* **Aim of the task**
Scan the data below for the string "Subsection". Copy every line where it appears.

* **Given entries**

====

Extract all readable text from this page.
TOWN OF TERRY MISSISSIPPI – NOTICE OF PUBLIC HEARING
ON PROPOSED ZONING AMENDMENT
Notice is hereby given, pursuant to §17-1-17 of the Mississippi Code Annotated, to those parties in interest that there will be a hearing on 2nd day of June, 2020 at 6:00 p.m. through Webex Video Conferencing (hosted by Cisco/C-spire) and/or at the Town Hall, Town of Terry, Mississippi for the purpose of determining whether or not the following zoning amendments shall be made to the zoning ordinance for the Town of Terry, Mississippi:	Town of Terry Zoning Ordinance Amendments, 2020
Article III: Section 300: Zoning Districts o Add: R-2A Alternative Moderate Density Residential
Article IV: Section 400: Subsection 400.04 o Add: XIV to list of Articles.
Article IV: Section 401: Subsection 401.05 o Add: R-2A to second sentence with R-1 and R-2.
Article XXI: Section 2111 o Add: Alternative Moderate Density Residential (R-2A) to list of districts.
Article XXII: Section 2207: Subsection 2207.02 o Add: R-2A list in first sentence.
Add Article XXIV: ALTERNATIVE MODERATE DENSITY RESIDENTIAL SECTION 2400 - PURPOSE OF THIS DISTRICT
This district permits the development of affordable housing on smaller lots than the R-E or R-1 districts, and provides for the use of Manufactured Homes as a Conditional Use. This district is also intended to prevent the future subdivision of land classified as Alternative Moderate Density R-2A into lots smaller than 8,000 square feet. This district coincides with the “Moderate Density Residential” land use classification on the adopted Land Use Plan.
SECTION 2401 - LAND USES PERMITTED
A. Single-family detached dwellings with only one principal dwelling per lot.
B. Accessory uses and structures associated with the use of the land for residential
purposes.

====

* **Final result**
Article IV: Section 400: Subsection 400.04 o Add: XIV to list of Articles.
Article IV: Section 401: Subsection 401.05 o Add: R-2A to second sentence with R-1 and R-2.
Article XXII: Section 2207: Subsection 2207.02 o Add: R-2A list in first sentence.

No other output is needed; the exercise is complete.